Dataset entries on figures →
=-=-=

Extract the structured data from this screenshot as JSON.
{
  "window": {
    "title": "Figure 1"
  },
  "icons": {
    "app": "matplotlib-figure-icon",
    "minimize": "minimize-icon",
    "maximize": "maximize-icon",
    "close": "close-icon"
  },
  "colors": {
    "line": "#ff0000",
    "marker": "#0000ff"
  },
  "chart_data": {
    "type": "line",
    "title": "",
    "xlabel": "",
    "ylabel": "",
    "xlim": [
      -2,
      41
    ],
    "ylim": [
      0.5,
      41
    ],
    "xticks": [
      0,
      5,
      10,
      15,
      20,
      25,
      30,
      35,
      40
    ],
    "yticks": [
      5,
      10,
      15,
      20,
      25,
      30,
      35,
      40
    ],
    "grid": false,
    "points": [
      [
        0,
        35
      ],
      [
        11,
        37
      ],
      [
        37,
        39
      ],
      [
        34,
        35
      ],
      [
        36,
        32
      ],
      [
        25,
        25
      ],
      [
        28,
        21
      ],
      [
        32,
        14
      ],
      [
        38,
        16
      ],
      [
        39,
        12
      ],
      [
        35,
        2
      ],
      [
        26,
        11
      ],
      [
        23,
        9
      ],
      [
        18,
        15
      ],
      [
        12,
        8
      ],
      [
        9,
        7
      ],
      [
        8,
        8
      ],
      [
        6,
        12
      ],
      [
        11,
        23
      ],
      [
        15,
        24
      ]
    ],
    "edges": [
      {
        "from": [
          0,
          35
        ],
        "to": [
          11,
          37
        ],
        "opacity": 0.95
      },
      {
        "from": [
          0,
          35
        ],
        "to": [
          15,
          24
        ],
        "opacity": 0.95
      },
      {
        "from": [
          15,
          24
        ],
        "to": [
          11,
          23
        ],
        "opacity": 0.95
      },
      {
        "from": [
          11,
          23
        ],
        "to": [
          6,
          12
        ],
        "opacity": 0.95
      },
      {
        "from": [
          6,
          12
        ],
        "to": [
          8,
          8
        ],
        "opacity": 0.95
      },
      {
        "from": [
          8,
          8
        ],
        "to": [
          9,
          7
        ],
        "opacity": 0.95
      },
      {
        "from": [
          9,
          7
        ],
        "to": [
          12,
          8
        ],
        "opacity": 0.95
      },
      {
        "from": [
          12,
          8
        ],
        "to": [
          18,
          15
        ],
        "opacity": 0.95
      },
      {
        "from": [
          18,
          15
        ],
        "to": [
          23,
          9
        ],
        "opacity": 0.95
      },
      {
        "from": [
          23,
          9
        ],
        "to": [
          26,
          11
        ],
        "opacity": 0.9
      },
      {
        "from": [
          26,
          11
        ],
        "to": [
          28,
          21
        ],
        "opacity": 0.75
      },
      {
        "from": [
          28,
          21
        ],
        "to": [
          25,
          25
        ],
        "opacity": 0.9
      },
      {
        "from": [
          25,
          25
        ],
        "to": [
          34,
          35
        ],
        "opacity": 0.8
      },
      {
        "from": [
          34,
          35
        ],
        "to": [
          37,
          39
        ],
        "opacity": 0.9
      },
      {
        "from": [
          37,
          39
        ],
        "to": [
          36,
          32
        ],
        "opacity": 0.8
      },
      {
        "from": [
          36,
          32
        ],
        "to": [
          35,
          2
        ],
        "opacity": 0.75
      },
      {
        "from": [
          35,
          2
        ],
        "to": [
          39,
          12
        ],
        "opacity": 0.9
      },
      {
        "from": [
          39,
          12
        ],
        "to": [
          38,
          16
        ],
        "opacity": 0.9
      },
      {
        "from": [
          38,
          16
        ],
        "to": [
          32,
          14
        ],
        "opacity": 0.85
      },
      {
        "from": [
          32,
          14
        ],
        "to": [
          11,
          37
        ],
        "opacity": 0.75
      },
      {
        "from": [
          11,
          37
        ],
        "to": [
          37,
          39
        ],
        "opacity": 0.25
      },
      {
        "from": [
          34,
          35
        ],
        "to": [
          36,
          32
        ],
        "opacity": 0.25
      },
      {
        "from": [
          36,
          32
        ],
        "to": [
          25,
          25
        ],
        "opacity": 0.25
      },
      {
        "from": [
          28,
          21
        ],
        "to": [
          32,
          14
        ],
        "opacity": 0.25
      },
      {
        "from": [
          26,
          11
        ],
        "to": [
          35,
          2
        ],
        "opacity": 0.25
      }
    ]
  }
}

=-=-=

What is expected → Send back every record, precisely as written.

Task solution →
Extract the structured data from this screenshot as JSON.
{
  "window": {
    "title": "Figure 1"
  },
  "icons": {
    "app": "matplotlib-figure-icon",
    "minimize": "minimize-icon",
    "maximize": "maximize-icon",
    "close": "close-icon"
  },
  "colors": {
    "line": "#ff0000",
    "marker": "#0000ff"
  },
  "chart_data": {
    "type": "line",
    "title": "",
    "xlabel": "",
    "ylabel": "",
    "xlim": [
      -2,
      41
    ],
    "ylim": [
      0.5,
      41
    ],
    "xticks": [
      0,
      5,
      10,
      15,
      20,
      25,
      30,
      35,
      40
    ],
    "yticks": [
      5,
      10,
      15,
      20,
      25,
      30,
      35,
      40
    ],
    "grid": false,
    "points": [
      [
        0,
        35
      ],
      [
        11,
        37
      ],
      [
        37,
        39
      ],
      [
        34,
        35
      ],
      [
        36,
        32
      ],
      [
        25,
        25
      ],
      [
        28,
        21
      ],
      [
        32,
        14
      ],
      [
        38,
        16
      ],
      [
        39,
        12
      ],
      [
        35,
        2
      ],
      [
        26,
        11
      ],
      [
        23,
        9
      ],
      [
        18,
        15
      ],
      [
        12,
        8
      ],
      [
        9,
        7
      ],
      [
        8,
        8
      ],
      [
        6,
        12
      ],
      [
        11,
        23
      ],
      [
        15,
        24
      ]
    ],
    "edges": [
      {
        "from": [
          0,
          35
        ],
        "to": [
          11,
          37
        ],
        "opacity": 0.95
      },
      {
        "from": [
          0,
          35
        ],
        "to": [
          15,
          24
        ],
        "opacity": 0.95
      },
      {
        "from": [
          15,
          24
        ],
        "to": [
          11,
          23
        ],
        "opacity": 0.95
      },
      {
        "from": [
          11,
          23
        ],
        "to": [
          6,
          12
        ],
        "opacity": 0.95
      },
      {
        "from": [
          6,
          12
        ],
        "to": [
          8,
          8
        ],
        "opacity": 0.95
      },
      {
        "from": [
          8,
          8
        ],
        "to": [
          9,
          7
        ],
        "opacity": 0.95
      },
      {
        "from": [
          9,
          7
        ],
        "to": [
          12,
          8
        ],
        "opacity": 0.95
      },
      {
        "from": [
          12,
          8
        ],
        "to": [
          18,
          15
        ],
        "opacity": 0.95
      },
      {
        "from": [
          18,
          15
        ],
        "to": [
          23,
          9
        ],
        "opacity": 0.95
      },
      {
        "from": [
          23,
          9
        ],
        "to": [
          26,
          11
        ],
        "opacity": 0.9
      },
      {
        "from": [
          26,
          11
        ],
        "to": [
          28,
          21
        ],
        "opacity": 0.75
      },
      {
        "from": [
          28,
          21
        ],
        "to": [
          25,
          25
        ],
        "opacity": 0.9
      },
      {
        "from": [
          25,
          25
        ],
        "to": [
          34,
          35
        ],
        "opacity": 0.8
      },
      {
        "from": [
          34,
          35
        ],
        "to": [
          37,
          39
        ],
        "opacity": 0.9
      },
      {
        "from": [
          37,
          39
        ],
        "to": [
          36,
          32
        ],
        "opacity": 0.8
      },
      {
        "from": [
          36,
          32
        ],
        "to": [
          35,
          2
        ],
        "opacity": 0.75
      },
      {
        "from": [
          35,
          2
        ],
        "to": [
          39,
          12
        ],
        "opacity": 0.9
      },
      {
        "from": [
          39,
          12
        ],
        "to": [
          38,
          16
        ],
        "opacity": 0.9
      },
      {
        "from": [
          38,
          16
        ],
        "to": [
          32,
          14
        ],
        "opacity": 0.85
      },
      {
        "from": [
          32,
          14
        ],
        "to": [
          11,
          37
        ],
        "opacity": 0.75
      },
      {
        "from": [
          11,
          37
        ],
        "to": [
          37,
          39
        ],
        "opacity": 0.25
      },
      {
        "from": [
          34,
          35
        ],
        "to": [
          36,
          32
        ],
        "opacity": 0.25
      },
      {
        "from": [
          36,
          32
        ],
        "to": [
          25,
          25
        ],
        "opacity": 0.25
      },
      {
        "from": [
          28,
          21
        ],
        "to": [
          32,
          14
        ],
        "opacity": 0.25
      },
      {
        "from": [
          26,
          11
        ],
        "to": [
          35,
          2
        ],
        "opacity": 0.25
      }
    ]
  }
}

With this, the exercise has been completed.